## EXERCISE
Convert the data into a JSON list of strings with one string per line, omitting blank lines and leaving out the pictures.

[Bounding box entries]

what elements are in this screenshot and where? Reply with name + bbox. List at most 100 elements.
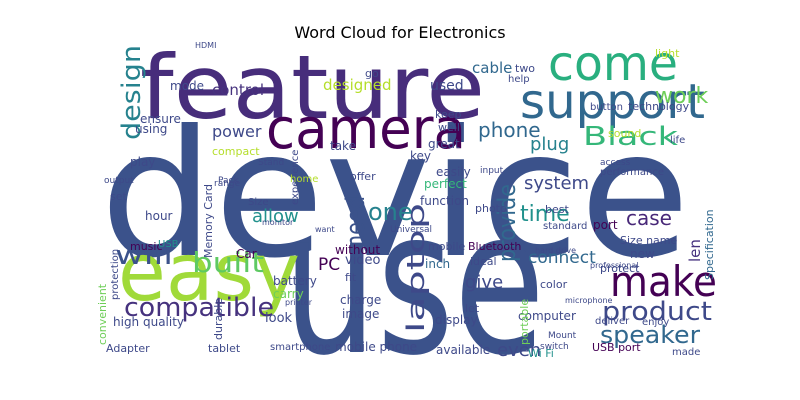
word: go — [365, 67, 379, 80]
word: technology — [628, 100, 690, 113]
word: USB — [158, 239, 179, 250]
word: will — [115, 241, 173, 271]
word: two — [515, 62, 535, 75]
word: one — [368, 198, 413, 226]
word: mobile — [428, 240, 466, 253]
word: computer — [518, 309, 576, 323]
word: offer — [350, 170, 376, 183]
word: look — [265, 311, 293, 326]
word: display — [435, 313, 478, 327]
word: best — [545, 203, 569, 216]
word: product — [602, 297, 712, 327]
word: smartphone — [270, 342, 330, 353]
word: help — [508, 74, 530, 85]
word: ensure — [140, 112, 181, 126]
word: set — [110, 190, 127, 203]
word: key — [410, 149, 431, 163]
word: button — [590, 102, 623, 113]
word: protect — [600, 262, 640, 275]
word: Size — [248, 197, 269, 208]
word: deliver — [595, 316, 630, 327]
word: want — [315, 225, 335, 234]
word: printer — [285, 298, 313, 307]
word: connect — [528, 248, 596, 268]
word: camera — [266, 97, 466, 162]
word: time — [520, 202, 570, 227]
word: cable — [472, 59, 512, 77]
word: perfect — [424, 177, 467, 191]
word: made — [672, 347, 700, 358]
word: home — [290, 174, 318, 185]
word: using — [135, 122, 167, 136]
word: Pack — [218, 176, 239, 186]
word: carry — [273, 287, 304, 301]
word: great — [428, 137, 460, 151]
word: hard drive — [535, 246, 576, 255]
word: performance — [600, 167, 664, 178]
word: available — [436, 343, 490, 357]
word: easy — [118, 226, 300, 319]
word: provide — [493, 184, 521, 262]
word: phone — [478, 118, 541, 142]
word: support — [520, 74, 705, 130]
word: well — [438, 121, 460, 134]
chart-title: Word Cloud for Electronics — [294, 23, 505, 42]
word: professional — [590, 261, 638, 270]
word: Black — [583, 122, 678, 152]
word: Wi Fi — [528, 347, 554, 360]
word: output — [104, 176, 134, 186]
word: video — [345, 253, 381, 268]
word: speaker — [600, 321, 700, 349]
word: compatible — [124, 293, 274, 323]
word: power — [212, 122, 262, 141]
word: range — [214, 179, 241, 189]
word: len — [686, 239, 704, 262]
word: battery — [273, 274, 317, 288]
word: take — [330, 139, 356, 153]
word: mode — [170, 79, 204, 93]
word: new — [630, 247, 655, 261]
word: fit — [345, 271, 357, 284]
word: protection — [110, 249, 121, 300]
word: standard — [543, 221, 587, 232]
word: experience — [290, 150, 301, 205]
word: Specification — [703, 209, 716, 280]
word: switch — [540, 342, 569, 352]
word: control — [212, 81, 264, 99]
word: Adapter — [106, 342, 150, 355]
word: microphone — [565, 296, 613, 305]
word: let — [465, 302, 480, 315]
word: mobile phone — [335, 340, 417, 354]
word: charge — [340, 293, 381, 307]
word: image — [342, 307, 379, 321]
word: come — [548, 36, 678, 92]
word: Universal — [390, 225, 432, 235]
word: portable — [518, 299, 531, 345]
word: input — [480, 166, 504, 176]
word: Size name — [620, 234, 678, 247]
word: Car — [236, 247, 257, 261]
word: hour — [145, 209, 173, 223]
word: designed — [323, 76, 392, 94]
word: function — [420, 194, 469, 208]
word: need — [341, 196, 371, 248]
word: durable — [212, 298, 225, 340]
word: USB port — [592, 341, 641, 354]
word: life — [670, 135, 685, 146]
word: case — [626, 206, 672, 230]
word: convenient — [96, 283, 109, 345]
word: laptop — [402, 203, 430, 333]
word: enjoy — [642, 317, 669, 328]
word: built — [192, 246, 264, 279]
word: easily — [436, 165, 471, 179]
word: Bluetooth — [468, 240, 521, 253]
word: plug — [530, 134, 569, 155]
word: work — [655, 84, 708, 109]
word: system — [524, 173, 589, 194]
word: Memory Card — [202, 184, 215, 258]
word: photo — [475, 202, 507, 215]
word: device — [100, 94, 690, 297]
word: light — [655, 47, 680, 60]
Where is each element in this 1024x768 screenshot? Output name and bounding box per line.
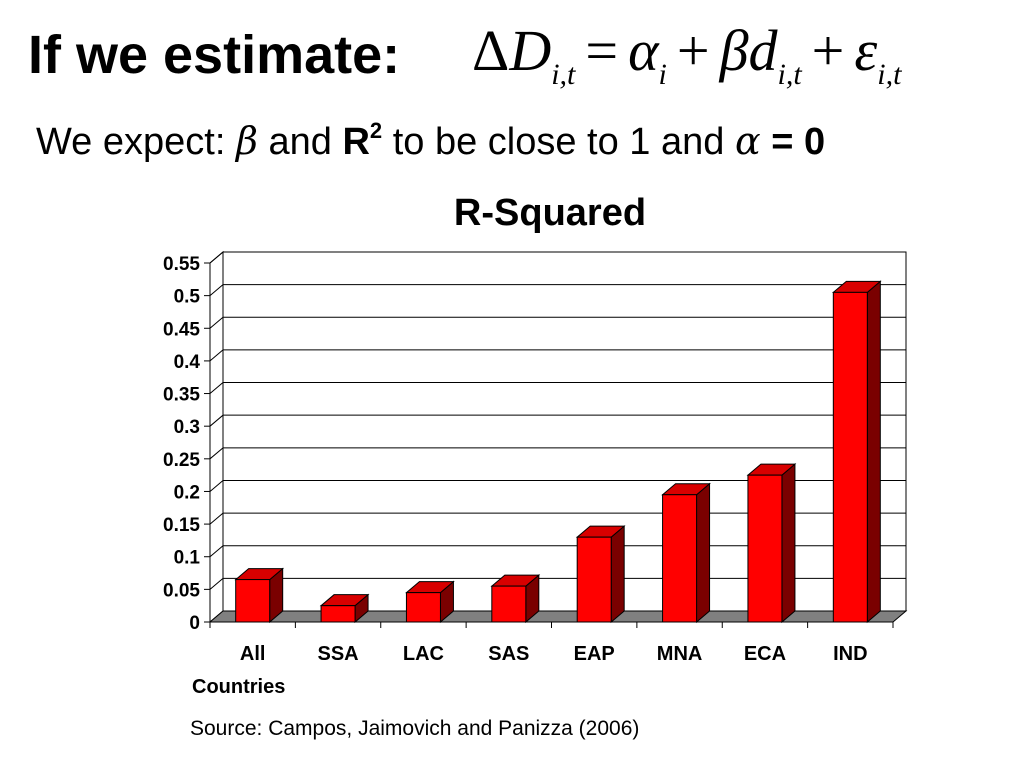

## WRITTEN ANSWER
[
  "what elements are in this screenshot and where? Reply with name + bbox. List at most 100 elements.",
  "word: go — [365, 67, 379, 80]",
  "word: technology — [628, 100, 690, 113]",
  "word: USB — [158, 239, 179, 250]",
  "word: will — [115, 241, 173, 271]",
  "word: two — [515, 62, 535, 75]",
  "word: one — [368, 198, 413, 226]",
  "word: mobile — [428, 240, 466, 253]",
  "word: computer — [518, 309, 576, 323]",
  "word: offer — [350, 170, 376, 183]",
  "word: look — [265, 311, 293, 326]",
  "word: display — [435, 313, 478, 327]",
  "word: best — [545, 203, 569, 216]",
  "word: product — [602, 297, 712, 327]",
  "word: smartphone — [270, 342, 330, 353]",
  "word: help — [508, 74, 530, 85]",
  "word: ensure — [140, 112, 181, 126]",
  "word: set — [110, 190, 127, 203]",
  "word: key — [410, 149, 431, 163]",
  "word: button — [590, 102, 623, 113]",
  "word: protect — [600, 262, 640, 275]",
  "word: Size — [248, 197, 269, 208]",
  "word: deliver — [595, 316, 630, 327]",
  "word: want — [315, 225, 335, 234]",
  "word: printer — [285, 298, 313, 307]",
  "word: connect — [528, 248, 596, 268]",
  "word: camera — [266, 97, 466, 162]",
  "word: time — [520, 202, 570, 227]",
  "word: cable — [472, 59, 512, 77]",
  "word: perfect — [424, 177, 467, 191]",
  "word: made — [672, 347, 700, 358]",
  "word: home — [290, 174, 318, 185]",
  "word: using — [135, 122, 167, 136]",
  "word: Pack — [218, 176, 239, 186]",
  "word: carry — [273, 287, 304, 301]",
  "word: great — [428, 137, 460, 151]",
  "word: hard drive — [535, 246, 576, 255]",
  "word: performance — [600, 167, 664, 178]",
  "word: available — [436, 343, 490, 357]",
  "word: easy — [118, 226, 300, 319]",
  "word: provide — [493, 184, 521, 262]",
  "word: phone — [478, 118, 541, 142]",
  "word: support — [520, 74, 705, 130]",
  "word: well — [438, 121, 460, 134]",
  "chart-title: Word Cloud for Electronics — [294, 23, 505, 42]",
  "word: professional — [590, 261, 638, 270]",
  "word: Black — [583, 122, 678, 152]",
  "word: Wi Fi — [528, 347, 554, 360]",
  "word: output — [104, 176, 134, 186]",
  "word: video — [345, 253, 381, 268]",
  "word: speaker — [600, 321, 700, 349]",
  "word: compatible — [124, 293, 274, 323]",
  "word: power — [212, 122, 262, 141]",
  "word: range — [214, 179, 241, 189]",
  "word: len — [686, 239, 704, 262]",
  "word: battery — [273, 274, 317, 288]",
  "word: take — [330, 139, 356, 153]",
  "word: mode — [170, 79, 204, 93]",
  "word: new — [630, 247, 655, 261]",
  "word: fit — [345, 271, 357, 284]",
  "word: protection — [110, 249, 121, 300]",
  "word: standard — [543, 221, 587, 232]",
  "word: experience — [290, 150, 301, 205]",
  "word: Specification — [703, 209, 716, 280]",
  "word: switch — [540, 342, 569, 352]",
  "word: control — [212, 81, 264, 99]",
  "word: Adapter — [106, 342, 150, 355]",
  "word: microphone — [565, 296, 613, 305]",
  "word: let — [465, 302, 480, 315]",
  "word: mobile phone — [335, 340, 417, 354]",
  "word: charge — [340, 293, 381, 307]",
  "word: image — [342, 307, 379, 321]",
  "word: come — [548, 36, 678, 92]",
  "word: Universal — [390, 225, 432, 235]",
  "word: portable — [518, 299, 531, 345]",
  "word: input — [480, 166, 504, 176]",
  "word: Size name — [620, 234, 678, 247]",
  "word: Car — [236, 247, 257, 261]",
  "word: hour — [145, 209, 173, 223]",
  "word: designed — [323, 76, 392, 94]",
  "word: function — [420, 194, 469, 208]",
  "word: need — [341, 196, 371, 248]",
  "word: durable — [212, 298, 225, 340]",
  "word: USB port — [592, 341, 641, 354]",
  "word: life — [670, 135, 685, 146]",
  "word: case — [626, 206, 672, 230]",
  "word: convenient — [96, 283, 109, 345]",
  "word: laptop — [402, 203, 430, 333]",
  "word: enjoy — [642, 317, 669, 328]",
  "word: built — [192, 246, 264, 279]",
  "word: easily — [436, 165, 471, 179]",
  "word: Bluetooth — [468, 240, 521, 253]",
  "word: plug — [530, 134, 569, 155]",
  "word: work — [655, 84, 708, 109]",
  "word: system — [524, 173, 589, 194]",
  "word: Memory Card — [202, 184, 215, 258]",
  "word: photo — [475, 202, 507, 215]",
  "word: device — [100, 94, 690, 297]",
  "word: light — [655, 47, 680, 60]",
  "Where is each element in this 1024x768 screenshot? Output name and bounding box per line."
]